■ Input material
--

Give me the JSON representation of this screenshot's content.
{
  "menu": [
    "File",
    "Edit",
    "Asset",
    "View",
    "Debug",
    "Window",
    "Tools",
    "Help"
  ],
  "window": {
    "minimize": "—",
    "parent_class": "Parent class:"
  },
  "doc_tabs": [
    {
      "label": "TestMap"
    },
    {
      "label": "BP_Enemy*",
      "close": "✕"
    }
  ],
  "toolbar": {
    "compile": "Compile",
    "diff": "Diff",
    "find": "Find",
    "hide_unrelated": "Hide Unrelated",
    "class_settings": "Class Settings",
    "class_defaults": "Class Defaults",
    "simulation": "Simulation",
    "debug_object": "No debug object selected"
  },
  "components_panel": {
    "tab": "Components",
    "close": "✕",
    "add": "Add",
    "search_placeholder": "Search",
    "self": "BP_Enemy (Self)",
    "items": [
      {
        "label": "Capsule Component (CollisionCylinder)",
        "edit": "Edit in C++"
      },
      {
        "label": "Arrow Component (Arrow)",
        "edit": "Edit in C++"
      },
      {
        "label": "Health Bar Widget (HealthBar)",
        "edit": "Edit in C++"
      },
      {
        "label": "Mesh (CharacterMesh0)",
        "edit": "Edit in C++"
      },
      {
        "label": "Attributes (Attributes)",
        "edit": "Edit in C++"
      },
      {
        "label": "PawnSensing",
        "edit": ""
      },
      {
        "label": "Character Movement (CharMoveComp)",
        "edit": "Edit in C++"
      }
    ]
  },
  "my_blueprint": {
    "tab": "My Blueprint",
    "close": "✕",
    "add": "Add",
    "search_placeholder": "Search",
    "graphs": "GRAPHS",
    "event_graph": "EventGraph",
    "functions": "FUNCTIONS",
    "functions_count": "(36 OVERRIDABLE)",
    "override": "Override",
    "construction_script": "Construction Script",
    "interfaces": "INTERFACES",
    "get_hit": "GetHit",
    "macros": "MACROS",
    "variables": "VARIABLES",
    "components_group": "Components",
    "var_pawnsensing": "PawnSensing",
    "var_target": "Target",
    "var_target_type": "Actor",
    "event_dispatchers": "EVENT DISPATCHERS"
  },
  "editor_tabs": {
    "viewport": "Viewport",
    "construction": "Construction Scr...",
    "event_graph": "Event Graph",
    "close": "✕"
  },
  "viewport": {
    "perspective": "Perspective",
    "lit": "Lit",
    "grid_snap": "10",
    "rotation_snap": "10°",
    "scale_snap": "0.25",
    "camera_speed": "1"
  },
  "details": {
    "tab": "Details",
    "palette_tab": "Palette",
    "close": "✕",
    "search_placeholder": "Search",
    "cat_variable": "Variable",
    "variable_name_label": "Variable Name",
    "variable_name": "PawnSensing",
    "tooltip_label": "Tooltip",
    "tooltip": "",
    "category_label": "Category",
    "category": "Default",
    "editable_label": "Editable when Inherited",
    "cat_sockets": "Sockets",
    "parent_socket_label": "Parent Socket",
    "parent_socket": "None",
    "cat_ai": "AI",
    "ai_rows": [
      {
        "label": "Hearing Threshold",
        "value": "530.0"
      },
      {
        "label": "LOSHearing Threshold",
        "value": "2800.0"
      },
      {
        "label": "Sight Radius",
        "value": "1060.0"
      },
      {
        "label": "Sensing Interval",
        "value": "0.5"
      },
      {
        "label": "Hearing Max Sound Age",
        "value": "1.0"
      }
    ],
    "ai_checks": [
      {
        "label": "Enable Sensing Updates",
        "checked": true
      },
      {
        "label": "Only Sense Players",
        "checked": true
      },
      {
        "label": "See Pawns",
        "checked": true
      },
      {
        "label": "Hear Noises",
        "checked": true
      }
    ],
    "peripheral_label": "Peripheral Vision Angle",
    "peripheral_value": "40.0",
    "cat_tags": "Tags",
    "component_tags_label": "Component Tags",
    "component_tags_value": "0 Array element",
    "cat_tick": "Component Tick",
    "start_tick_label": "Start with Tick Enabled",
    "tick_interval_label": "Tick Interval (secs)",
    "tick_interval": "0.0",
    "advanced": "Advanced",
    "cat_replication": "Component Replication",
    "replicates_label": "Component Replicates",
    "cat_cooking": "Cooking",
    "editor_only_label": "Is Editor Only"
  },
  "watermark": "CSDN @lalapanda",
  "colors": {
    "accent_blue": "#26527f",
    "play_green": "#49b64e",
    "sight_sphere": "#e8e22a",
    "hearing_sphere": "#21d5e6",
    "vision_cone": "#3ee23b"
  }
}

--

■ Aim
Copy out the whole listing exactly.

■ Problem solution
Give me the JSON representation of this screenshot's content.
{
  "menu": [
    "File",
    "Edit",
    "Asset",
    "View",
    "Debug",
    "Window",
    "Tools",
    "Help"
  ],
  "window": {
    "minimize": "—",
    "parent_class": "Parent class:"
  },
  "doc_tabs": [
    {
      "label": "TestMap"
    },
    {
      "label": "BP_Enemy*",
      "close": "✕"
    }
  ],
  "toolbar": {
    "compile": "Compile",
    "diff": "Diff",
    "find": "Find",
    "hide_unrelated": "Hide Unrelated",
    "class_settings": "Class Settings",
    "class_defaults": "Class Defaults",
    "simulation": "Simulation",
    "debug_object": "No debug object selected"
  },
  "components_panel": {
    "tab": "Components",
    "close": "✕",
    "add": "Add",
    "search_placeholder": "Search",
    "self": "BP_Enemy (Self)",
    "items": [
      {
        "label": "Capsule Component (CollisionCylinder)",
        "edit": "Edit in C++"
      },
      {
        "label": "Arrow Component (Arrow)",
        "edit": "Edit in C++"
      },
      {
        "label": "Health Bar Widget (HealthBar)",
        "edit": "Edit in C++"
      },
      {
        "label": "Mesh (CharacterMesh0)",
        "edit": "Edit in C++"
      },
      {
        "label": "Attributes (Attributes)",
        "edit": "Edit in C++"
      },
      {
        "label": "PawnSensing",
        "edit": ""
      },
      {
        "label": "Character Movement (CharMoveComp)",
        "edit": "Edit in C++"
      }
    ]
  },
  "my_blueprint": {
    "tab": "My Blueprint",
    "close": "✕",
    "add": "Add",
    "search_placeholder": "Search",
    "graphs": "GRAPHS",
    "event_graph": "EventGraph",
    "functions": "FUNCTIONS",
    "functions_count": "(36 OVERRIDABLE)",
    "override": "Override",
    "construction_script": "Construction Script",
    "interfaces": "INTERFACES",
    "get_hit": "GetHit",
    "macros": "MACROS",
    "variables": "VARIABLES",
    "components_group": "Components",
    "var_pawnsensing": "PawnSensing",
    "var_target": "Target",
    "var_target_type": "Actor",
    "event_dispatchers": "EVENT DISPATCHERS"
  },
  "editor_tabs": {
    "viewport": "Viewport",
    "construction": "Construction Scr...",
    "event_graph": "Event Graph",
    "close": "✕"
  },
  "viewport": {
    "perspective": "Perspective",
    "lit": "Lit",
    "grid_snap": "10",
    "rotation_snap": "10°",
    "scale_snap": "0.25",
    "camera_speed": "1"
  },
  "details": {
    "tab": "Details",
    "palette_tab": "Palette",
    "close": "✕",
    "search_placeholder": "Search",
    "cat_variable": "Variable",
    "variable_name_label": "Variable Name",
    "variable_name": "PawnSensing",
    "tooltip_label": "Tooltip",
    "tooltip": "",
    "category_label": "Category",
    "category": "Default",
    "editable_label": "Editable when Inherited",
    "cat_sockets": "Sockets",
    "parent_socket_label": "Parent Socket",
    "parent_socket": "None",
    "cat_ai": "AI",
    "ai_rows": [
      {
        "label": "Hearing Threshold",
        "value": "530.0"
      },
      {
        "label": "LOSHearing Threshold",
        "value": "2800.0"
      },
      {
        "label": "Sight Radius",
        "value": "1060.0"
      },
      {
        "label": "Sensing Interval",
        "value": "0.5"
      },
      {
        "label": "Hearing Max Sound Age",
        "value": "1.0"
      }
    ],
    "ai_checks": [
      {
        "label": "Enable Sensing Updates",
        "checked": true
      },
      {
        "label": "Only Sense Players",
        "checked": true
      },
      {
        "label": "See Pawns",
        "checked": true
      },
      {
        "label": "Hear Noises",
        "checked": true
      }
    ],
    "peripheral_label": "Peripheral Vision Angle",
    "peripheral_value": "40.0",
    "cat_tags": "Tags",
    "component_tags_label": "Component Tags",
    "component_tags_value": "0 Array element",
    "cat_tick": "Component Tick",
    "start_tick_label": "Start with Tick Enabled",
    "tick_interval_label": "Tick Interval (secs)",
    "tick_interval": "0.0",
    "advanced": "Advanced",
    "cat_replication": "Component Replication",
    "replicates_label": "Component Replicates",
    "cat_cooking": "Cooking",
    "editor_only_label": "Is Editor Only"
  },
  "watermark": "CSDN @lalapanda",
  "colors": {
    "accent_blue": "#26527f",
    "play_green": "#49b64e",
    "sight_sphere": "#e8e22a",
    "hearing_sphere": "#21d5e6",
    "vision_cone": "#3ee23b"
  }
}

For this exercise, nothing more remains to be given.